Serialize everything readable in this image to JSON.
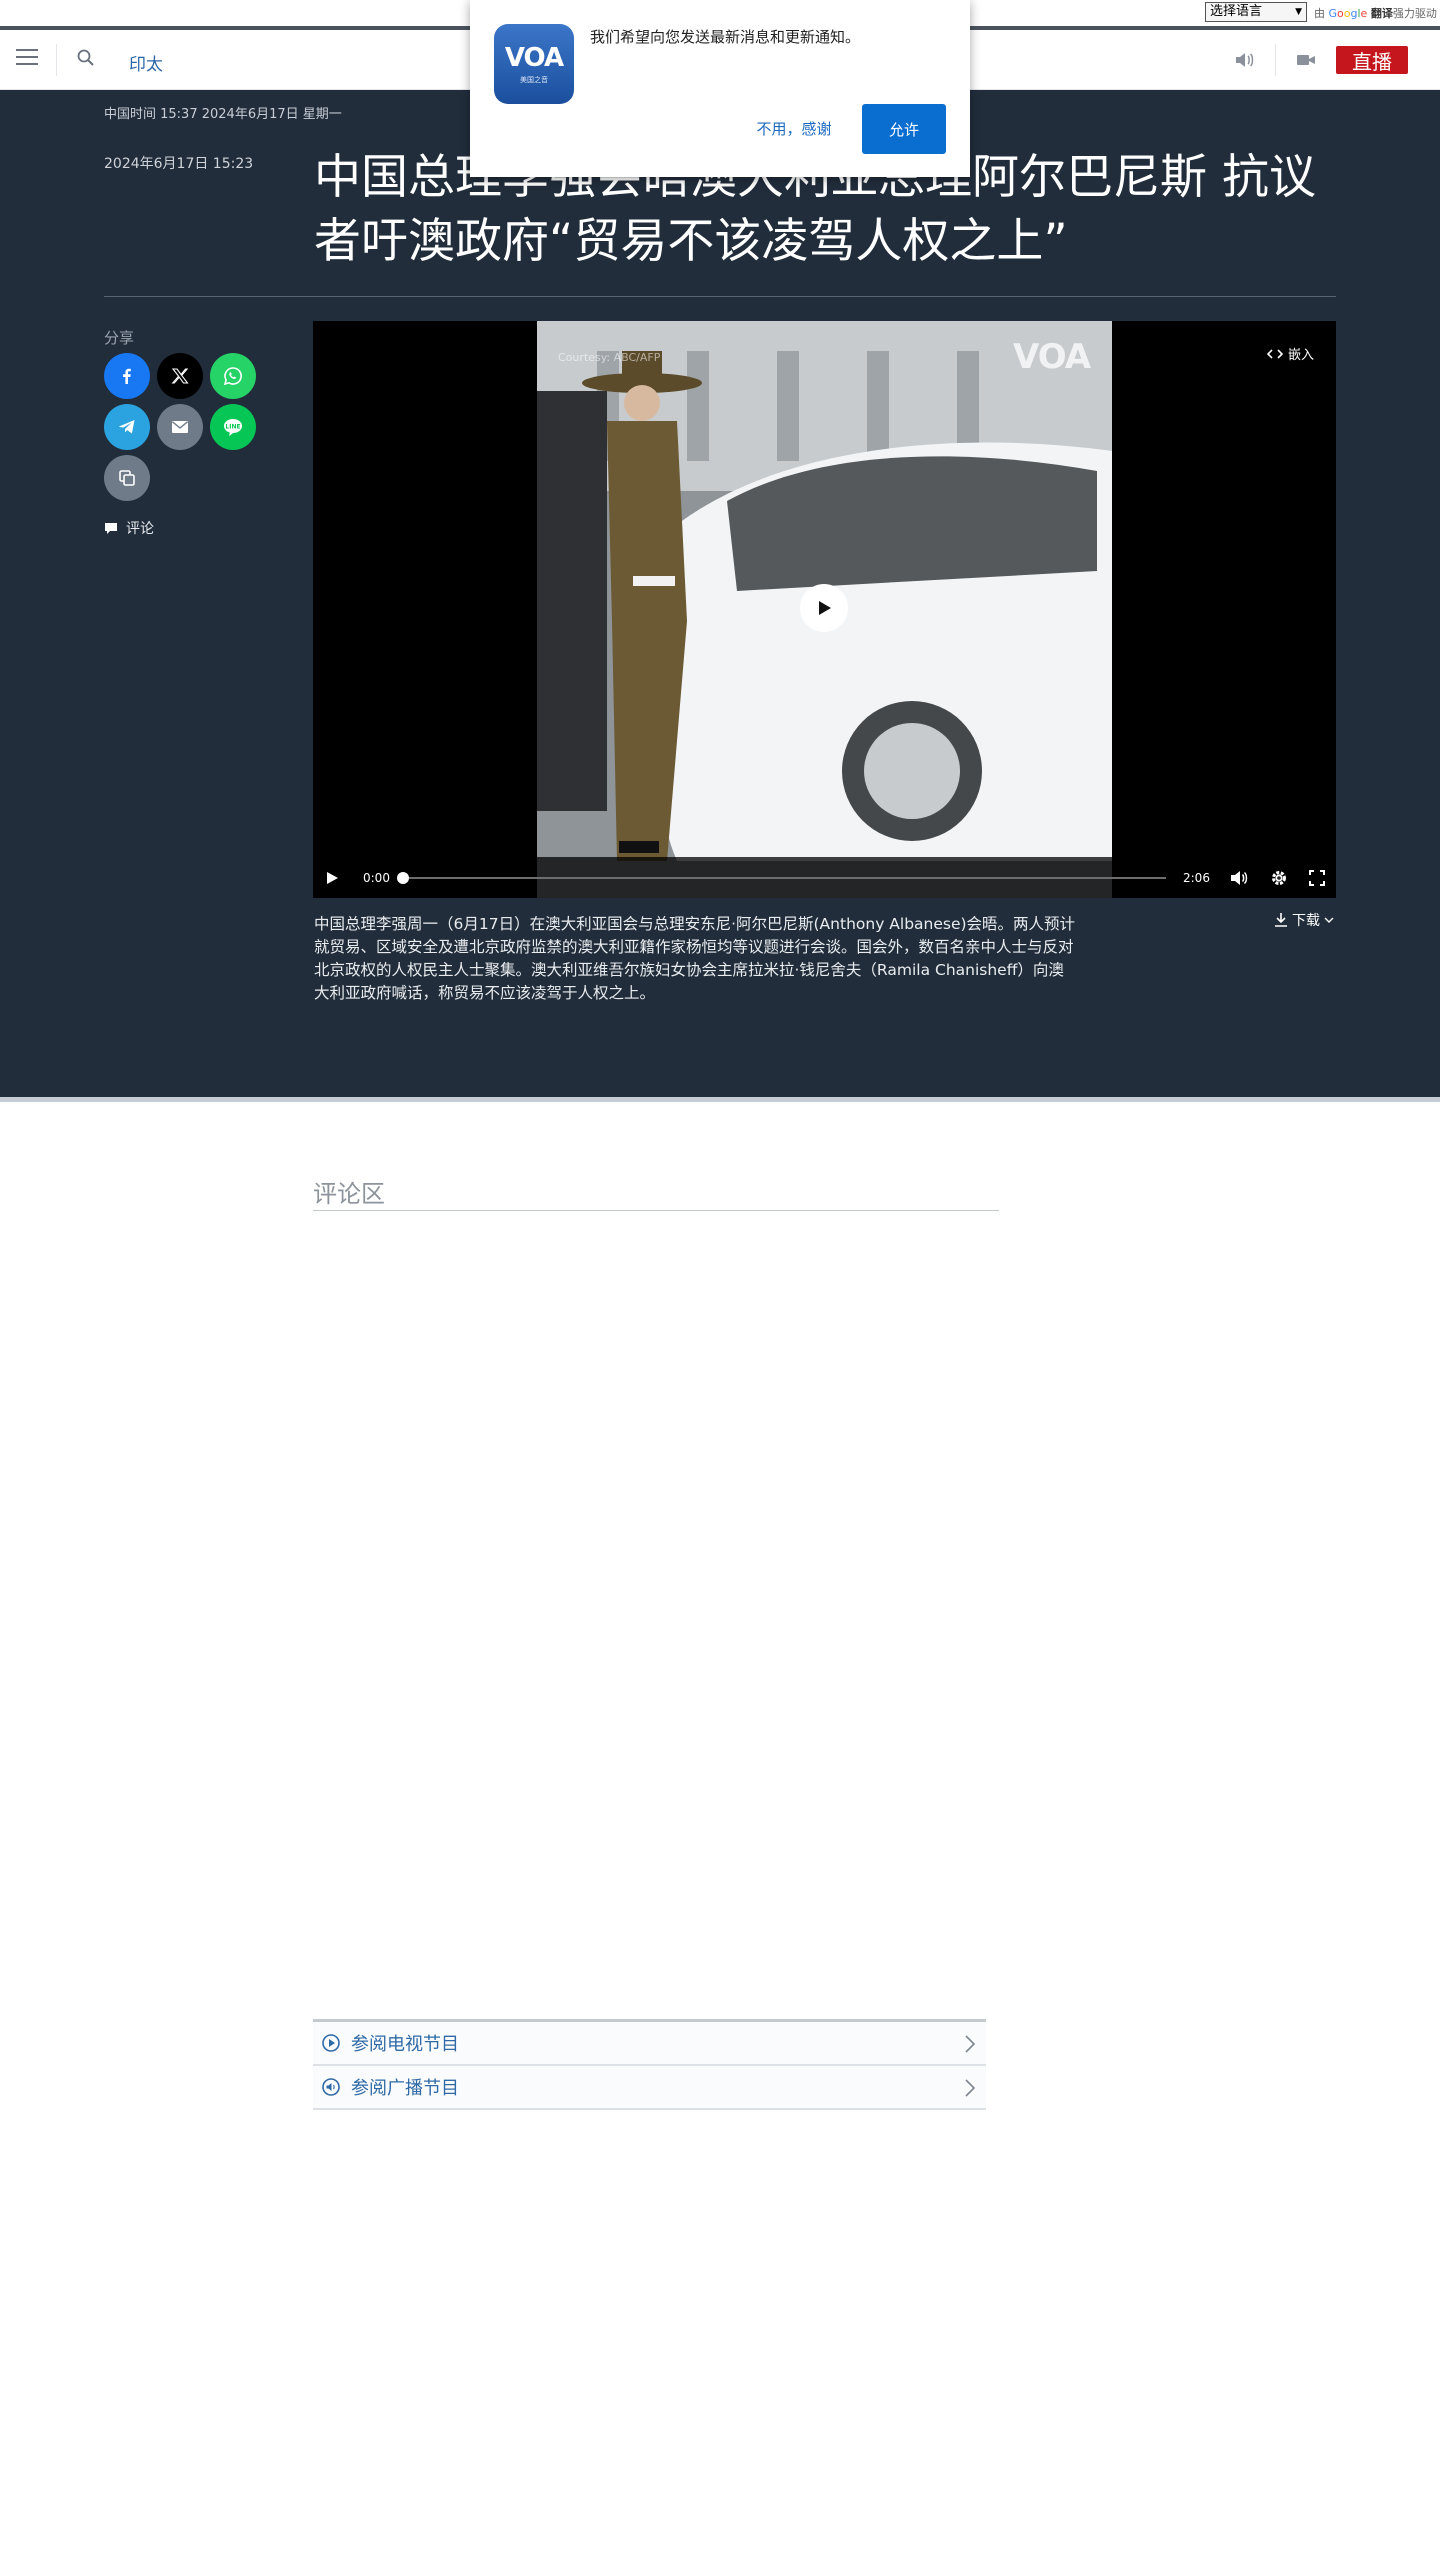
{
  "translate": {
    "select_value": "选择语言",
    "powered_prefix": "由",
    "google": [
      "G",
      "o",
      "o",
      "g",
      "l",
      "e"
    ],
    "powered_word": "翻译",
    "powered_suffix": "强力驱动"
  },
  "header": {
    "section": "印太",
    "live_label": "直播"
  },
  "article": {
    "timebar": "中国时间 15:37 2024年6月17日 星期一",
    "pub_date": "2024年6月17日 15:23",
    "headline": "中国总理李强会晤澳大利亚总理阿尔巴尼斯 抗议者吁澳政府“贸易不该凌驾人权之上”",
    "share_label": "分享",
    "comment_link": "评论",
    "caption": "中国总理李强周一（6月17日）在澳大利亚国会与总理安东尼·阿尔巴尼斯(Anthony Albanese)会晤。两人预计就贸易、区域安全及遭北京政府监禁的澳大利亚籍作家杨恒均等议题进行会谈。国会外，数百名亲中人士与反对北京政权的人权民主人士聚集。澳大利亚维吾尔族妇女协会主席拉米拉·钱尼舍夫（Ramila Chanisheff）向澳大利亚政府喊话，称贸易不应该凌驾于人权之上。"
  },
  "share_buttons": [
    {
      "name": "facebook",
      "color": "#1877f2"
    },
    {
      "name": "x",
      "color": "#000000"
    },
    {
      "name": "whatsapp",
      "color": "#25d366"
    },
    {
      "name": "telegram",
      "color": "#2aa3e0"
    },
    {
      "name": "email",
      "color": "#6f7b89"
    },
    {
      "name": "line",
      "color": "#06c755"
    },
    {
      "name": "copy-link",
      "color": "#6f7b89"
    }
  ],
  "video": {
    "embed_label": "嵌入",
    "current_time": "0:00",
    "duration": "2:06",
    "progress_fraction": 0,
    "watermark": "VOA",
    "courtesy": "Courtesy: ABC/AFP"
  },
  "download_label": "下载",
  "comments": {
    "title": "评论区"
  },
  "programs": [
    {
      "label": "参阅电视节目",
      "icon": "play-circle-icon"
    },
    {
      "label": "参阅广播节目",
      "icon": "audio-circle-icon"
    }
  ],
  "popup": {
    "message": "我们希望向您发送最新消息和更新通知。",
    "deny_label": "不用，感谢",
    "allow_label": "允许",
    "logo_text": "VOA",
    "logo_sub": "美国之音"
  }
}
--------------------------------------------------
Directions
The records above are to be reproduced exactly; the pictures are to be left out.

Answer to the problem
Serialize everything readable in this image to JSON.
{
  "translate": {
    "select_value": "选择语言",
    "powered_prefix": "由",
    "google": [
      "G",
      "o",
      "o",
      "g",
      "l",
      "e"
    ],
    "powered_word": "翻译",
    "powered_suffix": "强力驱动"
  },
  "header": {
    "section": "印太",
    "live_label": "直播"
  },
  "article": {
    "timebar": "中国时间 15:37 2024年6月17日 星期一",
    "pub_date": "2024年6月17日 15:23",
    "headline": "中国总理李强会晤澳大利亚总理阿尔巴尼斯 抗议者吁澳政府“贸易不该凌驾人权之上”",
    "share_label": "分享",
    "comment_link": "评论",
    "caption": "中国总理李强周一（6月17日）在澳大利亚国会与总理安东尼·阿尔巴尼斯(Anthony Albanese)会晤。两人预计就贸易、区域安全及遭北京政府监禁的澳大利亚籍作家杨恒均等议题进行会谈。国会外，数百名亲中人士与反对北京政权的人权民主人士聚集。澳大利亚维吾尔族妇女协会主席拉米拉·钱尼舍夫（Ramila Chanisheff）向澳大利亚政府喊话，称贸易不应该凌驾于人权之上。"
  },
  "share_buttons": [
    {
      "name": "facebook",
      "color": "#1877f2"
    },
    {
      "name": "x",
      "color": "#000000"
    },
    {
      "name": "whatsapp",
      "color": "#25d366"
    },
    {
      "name": "telegram",
      "color": "#2aa3e0"
    },
    {
      "name": "email",
      "color": "#6f7b89"
    },
    {
      "name": "line",
      "color": "#06c755"
    },
    {
      "name": "copy-link",
      "color": "#6f7b89"
    }
  ],
  "video": {
    "embed_label": "嵌入",
    "current_time": "0:00",
    "duration": "2:06",
    "progress_fraction": 0,
    "watermark": "VOA",
    "courtesy": "Courtesy: ABC/AFP"
  },
  "download_label": "下载",
  "comments": {
    "title": "评论区"
  },
  "programs": [
    {
      "label": "参阅电视节目",
      "icon": "play-circle-icon"
    },
    {
      "label": "参阅广播节目",
      "icon": "audio-circle-icon"
    }
  ],
  "popup": {
    "message": "我们希望向您发送最新消息和更新通知。",
    "deny_label": "不用，感谢",
    "allow_label": "允许",
    "logo_text": "VOA",
    "logo_sub": "美国之音"
  }
}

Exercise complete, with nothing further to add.